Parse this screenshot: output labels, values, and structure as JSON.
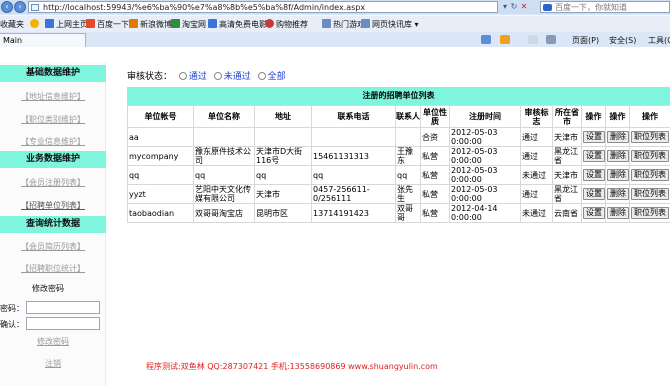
{
  "browser": {
    "url": "http://localhost:59943/%e6%ba%90%e7%a8%8b%e5%ba%8f/Admin/index.aspx",
    "search_placeholder": "百度一下，你就知道",
    "tab_label": "Main",
    "favorites_label": "收藏夹",
    "favorites": [
      "上网主页",
      "百度一下",
      "新浪微博",
      "淘宝网",
      "高清免费电影",
      "购物推荐",
      "热门游戏",
      "网页快讯库"
    ],
    "commands": {
      "page": "页面(P)",
      "safety": "安全(S)",
      "tools": "工具(O)"
    },
    "icon_colors": [
      "#f0b400",
      "#3b73d8",
      "#e24a2b",
      "#e07b00",
      "#2b8f3e",
      "#3b73d8",
      "#c83a3a",
      "#6a8cc0"
    ]
  },
  "sidebar": {
    "sections": [
      {
        "title": "基础数据维护",
        "links": [
          "【地址信息维护】",
          "【职位类别维护】",
          "【专业信息维护】"
        ]
      },
      {
        "title": "业务数据维护",
        "links": [
          "【会员注册列表】",
          "【招聘单位列表】"
        ]
      },
      {
        "title": "查询统计数据",
        "links": [
          "【会员简历列表】",
          "【招聘职位统计】"
        ]
      }
    ],
    "password": {
      "title": "修改密码",
      "old_label": "密码：",
      "confirm_label": "确认：",
      "submit": "修改密码",
      "logout": "注销"
    }
  },
  "filter": {
    "label": "审核状态：",
    "options": [
      "通过",
      "未通过",
      "全部"
    ]
  },
  "grid": {
    "title": "注册的招聘单位列表",
    "columns": [
      "单位帐号",
      "单位名称",
      "地址",
      "联系电话",
      "联系人",
      "单位性质",
      "注册时间",
      "审核标志",
      "所在省市",
      "操作",
      "操作",
      "操作"
    ],
    "rows": [
      [
        "aa",
        "",
        "",
        "",
        "",
        "合资",
        "2012-05-03 0:00:00",
        "通过",
        "天津市",
        "设置",
        "删除",
        "职位列表"
      ],
      [
        "mycompany",
        "豫东原件技术公司",
        "天津市D大街116号",
        "15461131313",
        "王豫东",
        "私营",
        "2012-05-03 0:00:00",
        "通过",
        "黑龙江省",
        "设置",
        "删除",
        "职位列表"
      ],
      [
        "qq",
        "qq",
        "qq",
        "qq",
        "qq",
        "私营",
        "2012-05-03 0:00:00",
        "未通过",
        "天津市",
        "设置",
        "删除",
        "职位列表"
      ],
      [
        "yyzt",
        "艺阳中天文化传媒有限公司",
        "天津市",
        "0457-256611-0/256111",
        "张先生",
        "私营",
        "2012-05-03 0:00:00",
        "通过",
        "黑龙江省",
        "设置",
        "删除",
        "职位列表"
      ],
      [
        "taobaodian",
        "双哥哥淘宝店",
        "昆明市区",
        "13714191423",
        "双哥哥",
        "私营",
        "2012-04-14 0:00:00",
        "未通过",
        "云南省",
        "设置",
        "删除",
        "职位列表"
      ]
    ]
  },
  "footer": "程序测试:双鱼林 QQ:287307421 手机:13558690869 www.shuangyulin.com"
}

----

Objective
Set down the material exactly, every line of it, except for the pictures.

Task response
Parse this screenshot: output labels, values, and structure as JSON.
{
  "browser": {
    "url": "http://localhost:59943/%e6%ba%90%e7%a8%8b%e5%ba%8f/Admin/index.aspx",
    "search_placeholder": "百度一下，你就知道",
    "tab_label": "Main",
    "favorites_label": "收藏夹",
    "favorites": [
      "上网主页",
      "百度一下",
      "新浪微博",
      "淘宝网",
      "高清免费电影",
      "购物推荐",
      "热门游戏",
      "网页快讯库"
    ],
    "commands": {
      "page": "页面(P)",
      "safety": "安全(S)",
      "tools": "工具(O)"
    },
    "icon_colors": [
      "#f0b400",
      "#3b73d8",
      "#e24a2b",
      "#e07b00",
      "#2b8f3e",
      "#3b73d8",
      "#c83a3a",
      "#6a8cc0"
    ]
  },
  "sidebar": {
    "sections": [
      {
        "title": "基础数据维护",
        "links": [
          "【地址信息维护】",
          "【职位类别维护】",
          "【专业信息维护】"
        ]
      },
      {
        "title": "业务数据维护",
        "links": [
          "【会员注册列表】",
          "【招聘单位列表】"
        ]
      },
      {
        "title": "查询统计数据",
        "links": [
          "【会员简历列表】",
          "【招聘职位统计】"
        ]
      }
    ],
    "password": {
      "title": "修改密码",
      "old_label": "密码：",
      "confirm_label": "确认：",
      "submit": "修改密码",
      "logout": "注销"
    }
  },
  "filter": {
    "label": "审核状态：",
    "options": [
      "通过",
      "未通过",
      "全部"
    ]
  },
  "grid": {
    "title": "注册的招聘单位列表",
    "columns": [
      "单位帐号",
      "单位名称",
      "地址",
      "联系电话",
      "联系人",
      "单位性质",
      "注册时间",
      "审核标志",
      "所在省市",
      "操作",
      "操作",
      "操作"
    ],
    "rows": [
      [
        "aa",
        "",
        "",
        "",
        "",
        "合资",
        "2012-05-03 0:00:00",
        "通过",
        "天津市",
        "设置",
        "删除",
        "职位列表"
      ],
      [
        "mycompany",
        "豫东原件技术公司",
        "天津市D大街116号",
        "15461131313",
        "王豫东",
        "私营",
        "2012-05-03 0:00:00",
        "通过",
        "黑龙江省",
        "设置",
        "删除",
        "职位列表"
      ],
      [
        "qq",
        "qq",
        "qq",
        "qq",
        "qq",
        "私营",
        "2012-05-03 0:00:00",
        "未通过",
        "天津市",
        "设置",
        "删除",
        "职位列表"
      ],
      [
        "yyzt",
        "艺阳中天文化传媒有限公司",
        "天津市",
        "0457-256611-0/256111",
        "张先生",
        "私营",
        "2012-05-03 0:00:00",
        "通过",
        "黑龙江省",
        "设置",
        "删除",
        "职位列表"
      ],
      [
        "taobaodian",
        "双哥哥淘宝店",
        "昆明市区",
        "13714191423",
        "双哥哥",
        "私营",
        "2012-04-14 0:00:00",
        "未通过",
        "云南省",
        "设置",
        "删除",
        "职位列表"
      ]
    ]
  },
  "footer": "程序测试:双鱼林 QQ:287307421 手机:13558690869 www.shuangyulin.com"
}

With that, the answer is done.